• _Source text_:
>> start
Wednesday 30 September 2009

Has Icarus Landed?

Icarus has landed

Those who have been following the tale of the Icarus Economies (see previous post) will be familiar with the view that the economies that have risen the highest and the fastest in recent years have been subject to some of the largest falls. The latest chart from The Economist (see article) suggests that Icarus has stopped falling and finally has landed. The question now is the degree to which Icarus has experienced a hard landing.

Looking at the chart, it would appear that the growth in industrial production in the three Baltic Economies has fallen from a band of 5%-10% pa to falls of 20%-30%. This is a large fall and suggests that Icarus has taken a hard landing. hat does that mean?

The significance of these falls will be felt in Europe. The Baltic economies are pegged to the Euro and supported by European institutions. In order to recover from this fall, reform is needed in the Baltic Economies. And yet, economic reform is politically unpalatable. If reform is not undertaken, then the Baltic Economies have the capacity to deteriorate further (Icarus keeps falling). If reform is undertaken, then there is the risk of the political destabilisation of the Baltic.

This would matter because the Baltic States are members of the EU (perhaps their entry in 2004 was a bit premature?), members of NATO (was this a sound expansion policy?) and have borders with Russia. This is where the problem might come in the future. An expansionist Russia looking to restore its sphere of influence in Eastern Europe would see the Baltic States as a prime object. The only way to counter this is to keep up the flow of Euros supporting the Baltic Economies. Is there the political will in the EU to do this?

Monday 21 September 2009

Recession, What Recession?

We seem to be receiving conflicting messages about the recession at the moment. On the one hand, the number of unemployed rose by 24,400 in August (see BBC report). This represents a slight improvement in performance over July (an increase of 24,900), but is worse than a simple trend might suggest (an increase of 13,000). However, both July and August do contain the impact of school and university leavers, so perhaps they might be expected to yield results that are worse than trend.
>> end
• _Short task 1_: Please render everything in the rows from the line containing "legend-glonass: GLONASS (66, 237, 134, 250)" down to the end of the rows as a Markdown table with columns Nr and Line, skipping blank lines and leaving out the pictures.

• _Data to use_:
>> start
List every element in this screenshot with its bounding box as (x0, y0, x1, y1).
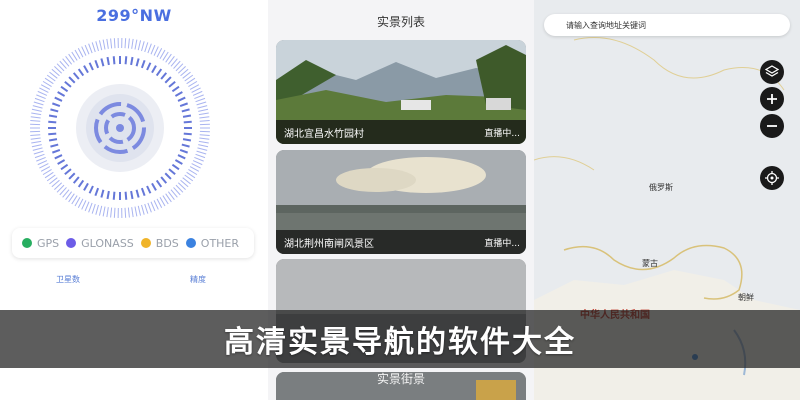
legend-glonass: GLONASS (66, 237, 134, 250)
layers-button[interactable] (760, 60, 784, 84)
scenic-list-title: 实景列表 (376, 15, 425, 29)
satellite-count-label: 卫星数 (56, 275, 80, 284)
zoom-out-icon (767, 125, 777, 127)
glonass-dot-icon (66, 238, 77, 248)
compass-heading: 299°NW (96, 6, 172, 25)
legend-glonass-label: GLONASS (81, 236, 134, 250)
legend-other-label: OTHER (200, 236, 240, 250)
legend-bds: BDS (140, 236, 179, 250)
legend-gps: GPS (22, 237, 59, 250)
legend-other: OTHER (185, 236, 240, 250)
title-banner: 高清实景导航的软件大全 (0, 310, 800, 368)
accuracy-label: 精度 (190, 275, 206, 284)
layers-icon (765, 65, 779, 77)
scenic-card-1[interactable]: 湖北宜昌水竹园村 直播中... (276, 40, 526, 144)
map-label-north-korea: 朝鲜 (738, 293, 754, 302)
zoom-in-button[interactable] (760, 87, 784, 111)
zoom-out-button[interactable] (760, 114, 784, 138)
banner-title: 高清实景导航的软件大全 (224, 325, 576, 360)
scenic-card-1-name: 湖北宜昌水竹园村 (284, 128, 364, 140)
scenic-card-1-status: 直播中... (484, 128, 520, 139)
scenic-card-2[interactable]: 湖北荆州南闸风景区 直播中... (276, 150, 526, 254)
scenic-footer: 实景街景 (268, 368, 534, 400)
satellite-legend: GPS GLONASS BDS OTHER (12, 228, 254, 258)
scenic-footer-label: 实景街景 (376, 372, 425, 386)
bds-dot-icon (140, 238, 151, 248)
scenic-card-2-bar: 湖北荆州南闸风景区 直播中... (276, 230, 526, 254)
scenic-card-2-name: 湖北荆州南闸风景区 (284, 238, 374, 250)
legend-gps-label: GPS (37, 236, 60, 250)
other-dot-icon (185, 238, 196, 248)
legend-bds-label: BDS (155, 236, 179, 250)
compass-dial (30, 38, 210, 218)
map-label-mongolia: 蒙古 (642, 259, 658, 268)
map-label-russia: 俄罗斯 (649, 183, 673, 192)
locate-button[interactable] (760, 166, 784, 190)
scenic-card-2-status: 直播中... (484, 238, 520, 249)
screenshot-collage: 299°NW GPS GLONASS BDS OTHER 卫星数 精度 实景列表… (0, 0, 800, 400)
scenic-card-1-bar: 湖北宜昌水竹园村 直播中... (276, 120, 526, 144)
locate-icon (765, 171, 779, 185)
map-search-input[interactable]: 请输入查询地址关键词 (544, 14, 790, 36)
gps-dot-icon (22, 238, 32, 248)
zoom-in-icon (767, 94, 777, 104)
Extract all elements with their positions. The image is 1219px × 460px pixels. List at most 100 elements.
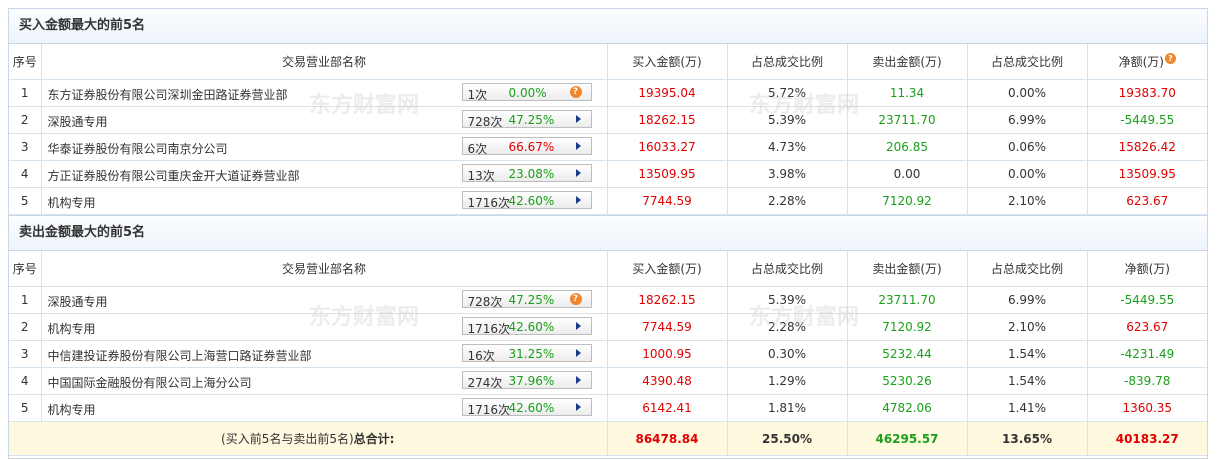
>> end
• _Short task 2_: According to the post on the recession, why might the July and August unemployment figures be expected to come out worse than trend?

• _Full answer 1_:
| Nr | Line |
|---|---|
| 1 | legend-glonass: GLONASS (66, 237, 134, 250) |
| 2 | layers-button[interactable] (760, 60, 784, 84) |
| 3 | scenic-list-title: 实景列表 (376, 15, 425, 29) |
| 4 | satellite-count-label: 卫星数 (56, 275, 80, 284) |
| 5 | zoom-out-icon (767, 125, 777, 127) |
| 6 | glonass-dot-icon (66, 238, 77, 248) |
| 7 | compass-heading: 299°NW (96, 6, 172, 25) |
| 8 | legend-glonass-label: GLONASS (81, 236, 134, 250) |
| 9 | legend-other-label: OTHER (200, 236, 240, 250) |
| 10 | legend-bds: BDS (140, 236, 179, 250) |
| 11 | legend-gps: GPS (22, 237, 59, 250) |
| 12 | legend-other: OTHER (185, 236, 240, 250) |
| 13 | title-banner: 高清实景导航的软件大全 (0, 310, 800, 368) |
| 14 | accuracy-label: 精度 (190, 275, 206, 284) |
| 15 | layers-icon (765, 65, 779, 77) |
| 16 | scenic-card-1[interactable]: 湖北宜昌水竹园村 直播中... (276, 40, 526, 144) |
| 17 | map-label-north-korea: 朝鲜 (738, 293, 754, 302) |
| 18 | zoom-in-button[interactable] (760, 87, 784, 111) |
| 19 | zoom-out-button[interactable] (760, 114, 784, 138) |
| 20 | banner-title: 高清实景导航的软件大全 (224, 325, 576, 360) |
| 21 | scenic-card-1-name: 湖北宜昌水竹园村 (284, 128, 364, 140) |
| 22 | scenic-card-1-status: 直播中... (484, 128, 520, 139) |
| 23 | scenic-card-2[interactable]: 湖北荆州南闸风景区 直播中... (276, 150, 526, 254) |
| 24 | scenic-footer: 实景街景 (268, 368, 534, 400) |
| 25 | satellite-legend: GPS GLONASS BDS OTHER (12, 228, 254, 258) |
| 26 | scenic-footer-label: 实景街景 (376, 372, 425, 386) |
| 27 | bds-dot-icon (140, 238, 151, 248) |
| 28 | scenic-card-2-bar: 湖北荆州南闸风景区 直播中... (276, 230, 526, 254) |
| 29 | scenic-card-2-name: 湖北荆州南闸风景区 (284, 238, 374, 250) |
| 30 | legend-gps-label: GPS (37, 236, 60, 250) |
| 31 | other-dot-icon (185, 238, 196, 248) |
| 32 | legend-bds-label: BDS (155, 236, 179, 250) |
| 33 | compass-dial (30, 38, 210, 218) |
| 34 | map-label-mongolia: 蒙古 (642, 259, 658, 268) |
| 35 | map-label-russia: 俄罗斯 (649, 183, 673, 192) |
| 36 | locate-button[interactable] (760, 166, 784, 190) |
| 37 | scenic-card-2-status: 直播中... (484, 238, 520, 249) |
| 38 | screenshot-collage: 299°NW GPS GLONASS BDS OTHER 卫星数 精度 实景列表… (0, 0, 800, 400) |
| 39 | scenic-card-1-bar: 湖北宜昌水竹园村 直播中... (276, 120, 526, 144) |
| 40 | locate-icon (765, 171, 779, 185) |
| 41 | map-search-input[interactable]: 请输入查询地址关键词 (544, 14, 790, 36) |
| 42 | gps-dot-icon (22, 238, 32, 248) |
| 43 | zoom-in-icon (767, 94, 777, 104) |
| 44 | Extract all elements with their positions. The image is 1219px × 460px pixels. List at most 100 elements. |

• _Full answer 2_: Both months contain the impact of school and university leavers.